Copy everything in the data below exactly except the pictures.

### Stored rows ###

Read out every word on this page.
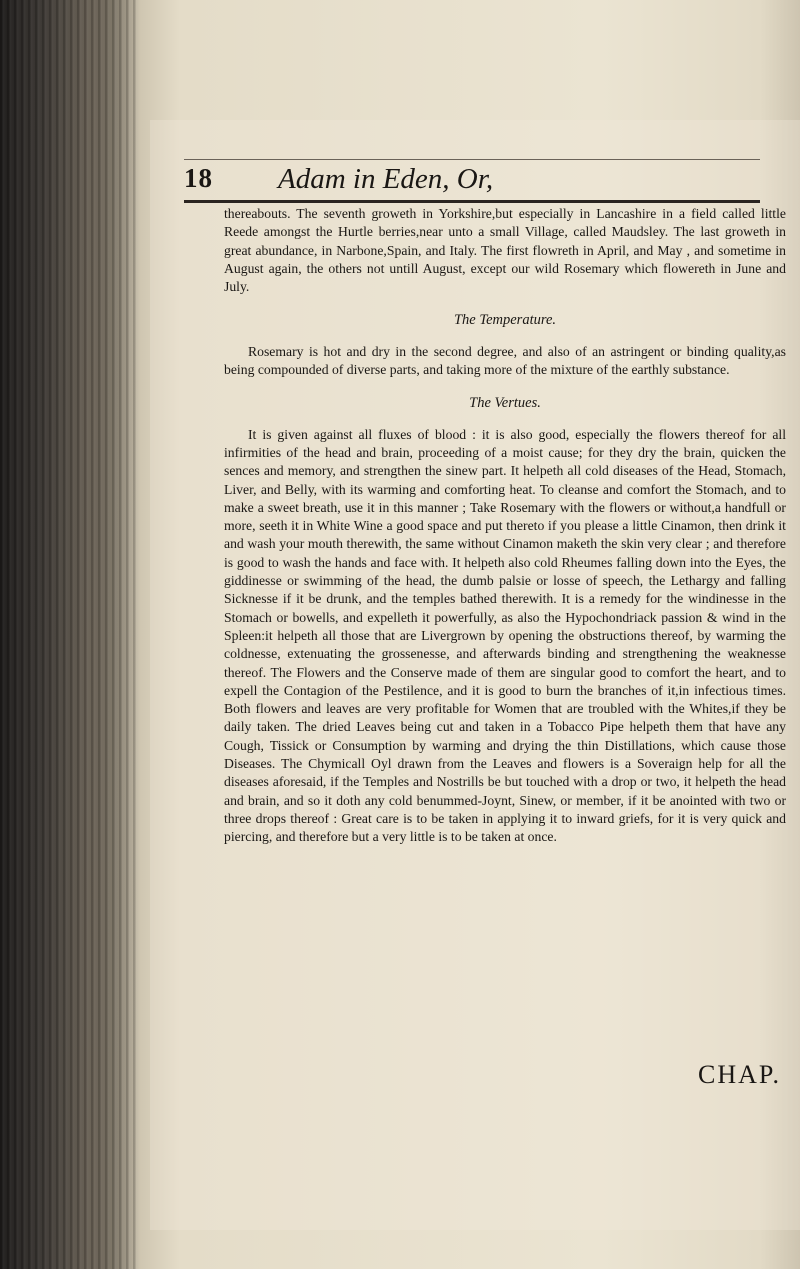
18 Adam in Eden, Or,

thereabouts. The seventh groweth in Yorkshire,but especially in Lancashire in a field called little Reede amongst the Hurtle berries,near unto a small Village, called Maudsley. The last groweth in great abundance, in Narbone,Spain, and Italy. The first flowreth in April, and May , and sometime in August again, the others not untill August, except our wild Rosemary which flowereth in June and July.

The Temperature.

Rosemary is hot and dry in the second degree, and also of an astringent or binding quality,as being compounded of diverse parts, and taking more of the mixture of the earthly substance.

The Vertues.

It is given against all fluxes of blood : it is also good, especially the flowers thereof for all infirmities of the head and brain, proceeding of a moist cause; for they dry the brain, quicken the sences and memory, and strengthen the sinew part. It helpeth all cold diseases of the Head, Stomach, Liver, and Belly, with its warming and comforting heat. To cleanse and comfort the Stomach, and to make a sweet breath, use it in this manner ; Take Rosemary with the flowers or without,a handfull or more, seeth it in White Wine a good space and put thereto if you please a little Cinamon, then drink it and wash your mouth therewith, the same without Cinamon maketh the skin very clear ; and therefore is good to wash the hands and face with. It helpeth also cold Rheumes falling down into the Eyes, the giddinesse or swimming of the head, the dumb palsie or losse of speech, the Lethargy and falling Sicknesse if it be drunk, and the temples bathed therewith. It is a remedy for the windinesse in the Stomach or bowells, and expelleth it powerfully, as also the Hypochondriack passion & wind in the Spleen:it helpeth all those that are Livergrown by opening the obstructions thereof, by warming the coldnesse, extenuating the grossenesse, and afterwards binding and strengthening the weaknesse thereof. The Flowers and the Conserve made of them are singular good to comfort the heart, and to expell the Contagion of the Pestilence, and it is good to burn the branches of it,in infectious times. Both flowers and leaves are very profitable for Women that are troubled with the Whites,if they be daily taken. The dried Leaves being cut and taken in a Tobacco Pipe helpeth them that have any Cough, Tissick or Consumption by warming and drying the thin Distillations, which cause those Diseases. The Chymicall Oyl drawn from the Leaves and flowers is a Soveraign help for all the diseases aforesaid, if the Temples and Nostrills be but touched with a drop or two, it helpeth the head and brain, and so it doth any cold benummed-Joynt, Sinew, or member, if it be anointed with two or three drops thereof : Great care is to be taken in applying it to inward griefs, for it is very quick and piercing, and therefore but a very little is to be taken at once.

CHAP.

###

» **Response**
Read out every word on this page.
18 Adam in Eden, Or,

thereabouts. The seventh groweth in Yorkshire,but especially in Lancashire in a field called little Reede amongst the Hurtle berries,near unto a small Village, called Maudsley. The last groweth in great abundance, in Narbone,Spain, and Italy. The first flowreth in April, and May , and sometime in August again, the others not untill August, except our wild Rosemary which flowereth in June and July.

The Temperature.

Rosemary is hot and dry in the second degree, and also of an astringent or binding quality,as being compounded of diverse parts, and taking more of the mixture of the earthly substance.

The Vertues.

It is given against all fluxes of blood : it is also good, especially the flowers thereof for all infirmities of the head and brain, proceeding of a moist cause; for they dry the brain, quicken the sences and memory, and strengthen the sinew part. It helpeth all cold diseases of the Head, Stomach, Liver, and Belly, with its warming and comforting heat. To cleanse and comfort the Stomach, and to make a sweet breath, use it in this manner ; Take Rosemary with the flowers or without,a handfull or more, seeth it in White Wine a good space and put thereto if you please a little Cinamon, then drink it and wash your mouth therewith, the same without Cinamon maketh the skin very clear ; and therefore is good to wash the hands and face with. It helpeth also cold Rheumes falling down into the Eyes, the giddinesse or swimming of the head, the dumb palsie or losse of speech, the Lethargy and falling Sicknesse if it be drunk, and the temples bathed therewith. It is a remedy for the windinesse in the Stomach or bowells, and expelleth it powerfully, as also the Hypochondriack passion & wind in the Spleen:it helpeth all those that are Livergrown by opening the obstructions thereof, by warming the coldnesse, extenuating the grossenesse, and afterwards binding and strengthening the weaknesse thereof. The Flowers and the Conserve made of them are singular good to comfort the heart, and to expell the Contagion of the Pestilence, and it is good to burn the branches of it,in infectious times. Both flowers and leaves are very profitable for Women that are troubled with the Whites,if they be daily taken. The dried Leaves being cut and taken in a Tobacco Pipe helpeth them that have any Cough, Tissick or Consumption by warming and drying the thin Distillations, which cause those Diseases. The Chymicall Oyl drawn from the Leaves and flowers is a Soveraign help for all the diseases aforesaid, if the Temples and Nostrills be but touched with a drop or two, it helpeth the head and brain, and so it doth any cold benummed-Joynt, Sinew, or member, if it be anointed with two or three drops thereof : Great care is to be taken in applying it to inward griefs, for it is very quick and piercing, and therefore but a very little is to be taken at once.

CHAP.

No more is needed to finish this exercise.